→ PROBLEM STATEMENT: Go through the data below and gather each line containing "неисправностей".

* START GIVEN DATA *

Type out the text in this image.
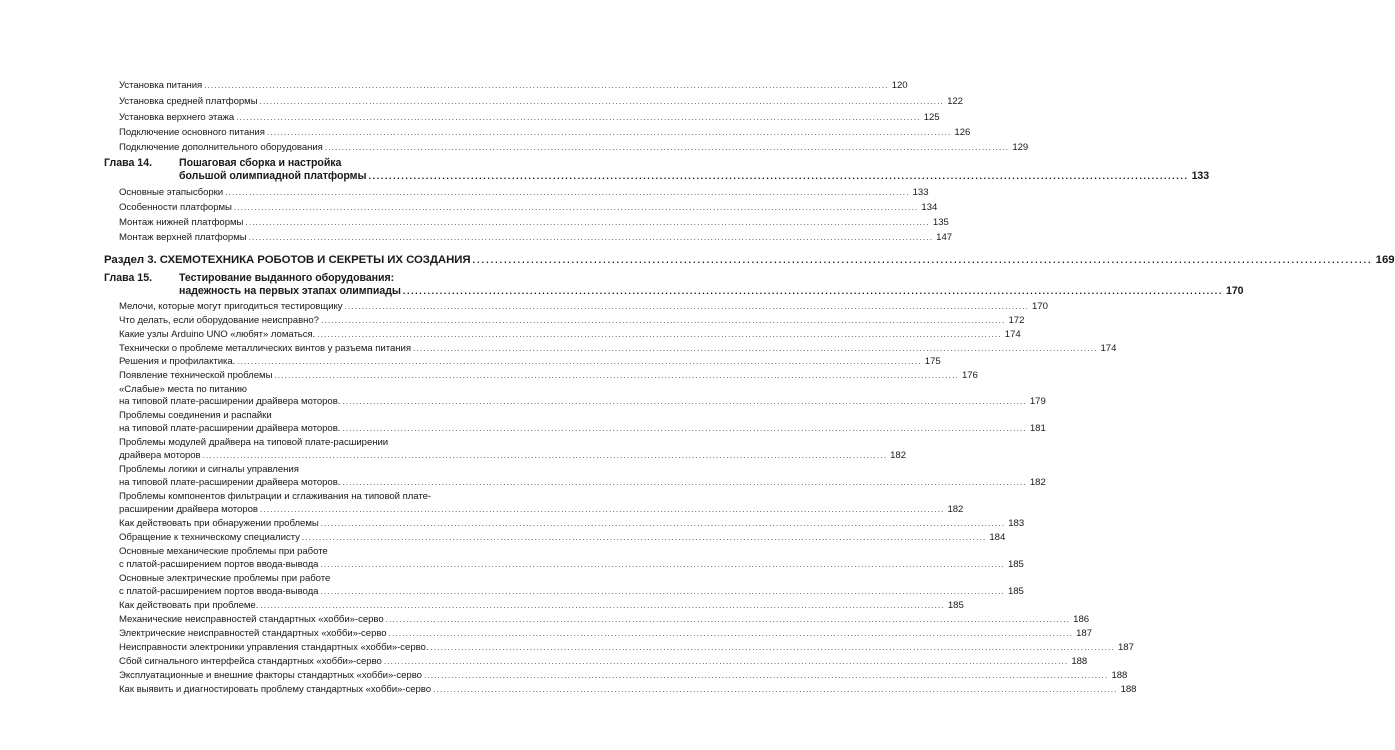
Установка питания ........................................................................................................................................................................................................ 120
Установка средней платформы ........................................................................................................................................................................................................ 122
Установка верхнего этажа ........................................................................................................................................................................................................ 125
Подключение основного питания ........................................................................................................................................................................................................ 126
Подключение дополнительного оборудования ........................................................................................................................................................................................................ 129
Глава 14.	Пошаговая сборка и настройка
большой олимпиадной платформы ........................................................................................................................................................................................................ 133
Основные этапысборки ........................................................................................................................................................................................................ 133
Особенности платформы ........................................................................................................................................................................................................ 134
Монтаж нижней платформы ........................................................................................................................................................................................................ 135
Монтаж верхней платформы ........................................................................................................................................................................................................ 147
Раздел 3. СХЕМОТЕХНИКА РОБОТОВ И СЕКРЕТЫ ИХ СОЗДАНИЯ ........................................................................................................................................................................................................ 169
Глава 15.	Тестирование выданного оборудования:
надежность на первых этапах олимпиады ........................................................................................................................................................................................................ 170
Мелочи, которые могут пригодиться тестировщику ........................................................................................................................................................................................................ 170
Что делать, если оборудование неисправно? ........................................................................................................................................................................................................ 172
Какие узлы Arduino UNO «любят» ломаться. ........................................................................................................................................................................................................ 174
Технически о проблеме металлических винтов у разъема питания ........................................................................................................................................................................................................ 174
Решения и профилактика. ........................................................................................................................................................................................................ 175
Появление технической проблемы ........................................................................................................................................................................................................ 176
«Слабые» места по питанию
на типовой плате-расширении драйвера моторов. ........................................................................................................................................................................................................ 179
Проблемы соединения и распайки
на типовой плате-расширении драйвера моторов. ........................................................................................................................................................................................................ 181
Проблемы модулей драйвера на типовой плате-расширении
драйвера моторов ........................................................................................................................................................................................................ 182
Проблемы логики и сигналы управления
на типовой плате-расширении драйвера моторов. ........................................................................................................................................................................................................ 182
Проблемы компонентов фильтрации и сглаживания на типовой плате-
расширении драйвера моторов ........................................................................................................................................................................................................ 182
Как действовать при обнаружении проблемы ........................................................................................................................................................................................................ 183
Обращение к техническому специалисту ........................................................................................................................................................................................................ 184
Основные механические проблемы при работе
с платой-расширением портов ввода-вывода ........................................................................................................................................................................................................ 185
Основные электрические проблемы при работе
с платой-расширением портов ввода-вывода ........................................................................................................................................................................................................ 185
Как действовать при проблеме. ........................................................................................................................................................................................................ 185
Механические неисправностей стандартных «хобби»-серво ........................................................................................................................................................................................................ 186
Электрические неисправностей стандартных «хобби»-серво ........................................................................................................................................................................................................ 187
Неисправности электроники управления стандартных «хобби»-серво. ........................................................................................................................................................................................................ 187
Сбой сигнального интерфейса стандартных «хобби»-серво ........................................................................................................................................................................................................ 188
Эксплуатационные и внешние факторы стандартных «хобби»-серво ........................................................................................................................................................................................................ 188
Как выявить и диагностировать проблему стандартных «хобби»-серво ........................................................................................................................................................................................................ 188
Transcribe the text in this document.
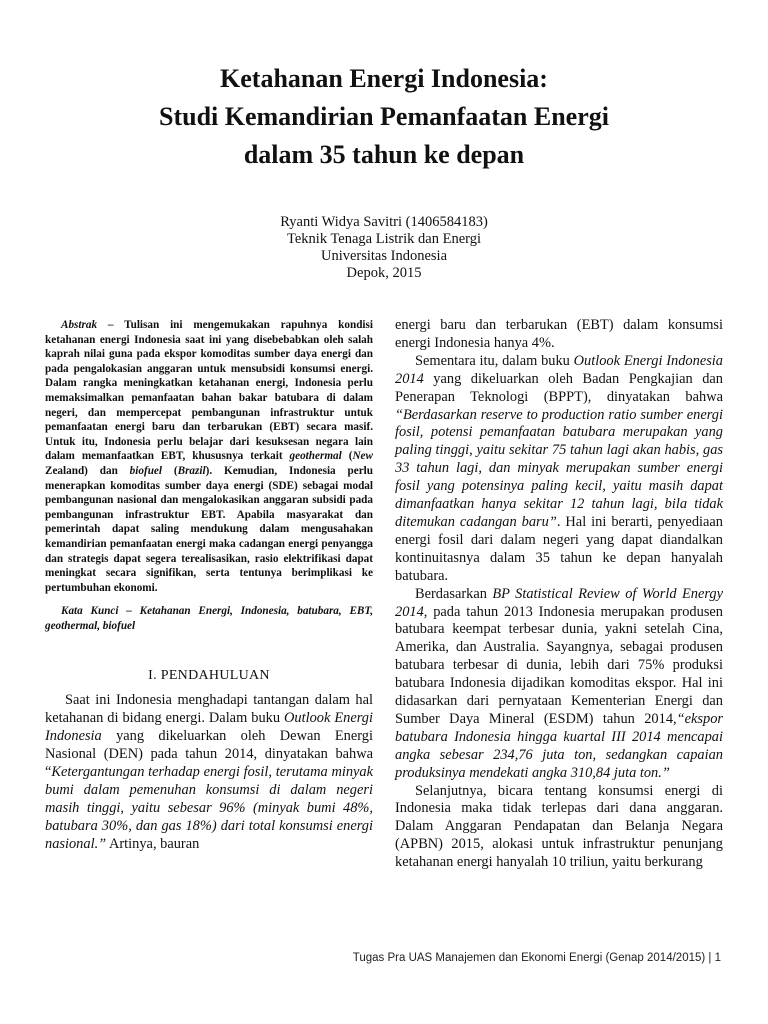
Ketahanan Energi Indonesia:
Studi Kemandirian Pemanfaatan Energi
dalam 35 tahun ke depan
Ryanti Widya Savitri (1406584183)
Teknik Tenaga Listrik dan Energi
Universitas Indonesia
Depok, 2015
Abstrak – Tulisan ini mengemukakan rapuhnya kondisi ketahanan energi Indonesia saat ini yang disebebabkan oleh salah kaprah nilai guna pada ekspor komoditas sumber daya energi dan pada pengalokasian anggaran untuk mensubsidi konsumsi energi. Dalam rangka meningkatkan ketahanan energi, Indonesia perlu memaksimalkan pemanfaatan bahan bakar batubara di dalam negeri, dan mempercepat pembangunan infrastruktur untuk pemanfaatan energi baru dan terbarukan (EBT) secara masif. Untuk itu, Indonesia perlu belajar dari kesuksesan negara lain dalam memanfaatkan EBT, khususnya terkait geothermal (New Zealand) dan biofuel (Brazil). Kemudian, Indonesia perlu menerapkan komoditas sumber daya energi (SDE) sebagai modal pembangunan nasional dan mengalokasikan anggaran subsidi pada pembangunan infrastruktur EBT. Apabila masyarakat dan pemerintah dapat saling mendukung dalam mengusahakan kemandirian pemanfaatan energi maka cadangan energi penyangga dan strategis dapat segera terealisasikan, rasio elektrifikasi dapat meningkat secara signifikan, serta tentunya berimplikasi ke pertumbuhan ekonomi.
Kata Kunci – Ketahanan Energi, Indonesia, batubara, EBT, geothermal, biofuel
I. PENDAHULUAN

Saat ini Indonesia menghadapi tantangan dalam hal ketahanan di bidang energi. Dalam buku Outlook Energi Indonesia yang dikeluarkan oleh Dewan Energi Nasional (DEN) pada tahun 2014, dinyatakan bahwa “Ketergantungan terhadap energi fosil, terutama minyak bumi dalam pemenuhan konsumsi di dalam negeri masih tinggi, yaitu sebesar 96% (minyak bumi 48%, batubara 30%, dan gas 18%) dari total konsumsi energi nasional.” Artinya, bauran

energi baru dan terbarukan (EBT) dalam konsumsi energi Indonesia hanya 4%.

Sementara itu, dalam buku Outlook Energi Indonesia 2014 yang dikeluarkan oleh Badan Pengkajian dan Penerapan Teknologi (BPPT), dinyatakan bahwa “Berdasarkan reserve to production ratio sumber energi fosil, potensi pemanfaatan batubara merupakan yang paling tinggi, yaitu sekitar 75 tahun lagi akan habis, gas 33 tahun lagi, dan minyak merupakan sumber energi fosil yang potensinya paling kecil, yaitu masih dapat dimanfaatkan hanya sekitar 12 tahun lagi, bila tidak ditemukan cadangan baru”. Hal ini berarti, penyediaan energi fosil dari dalam negeri yang dapat diandalkan kontinuitasnya dalam 35 tahun ke depan hanyalah batubara.

Berdasarkan BP Statistical Review of World Energy 2014, pada tahun 2013 Indonesia merupakan produsen batubara keempat terbesar dunia, yakni setelah Cina, Amerika, dan Australia. Sayangnya, sebagai produsen batubara terbesar di dunia, lebih dari 75% produksi batubara Indonesia dijadikan komoditas ekspor. Hal ini didasarkan dari pernyataan Kementerian Energi dan Sumber Daya Mineral (ESDM) tahun 2014,“ekspor batubara Indonesia hingga kuartal III 2014 mencapai angka sebesar 234,76 juta ton, sedangkan capaian produksinya mendekati angka 310,84 juta ton.”

Selanjutnya, bicara tentang konsumsi energi di Indonesia maka tidak terlepas dari dana anggaran. Dalam Anggaran Pendapatan dan Belanja Negara (APBN) 2015, alokasi untuk infrastruktur penunjang ketahanan energi hanyalah 10 triliun, yaitu berkurang

Tugas Pra UAS Manajemen dan Ekonomi Energi (Genap 2014/2015) | 1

* END GIVEN DATA *

→ EXERCISE ANSWER:
Механические неисправностей стандартных «хобби»-серво ........................................................................................................................................................................................................ 186
Электрические неисправностей стандартных «хобби»-серво ........................................................................................................................................................................................................ 187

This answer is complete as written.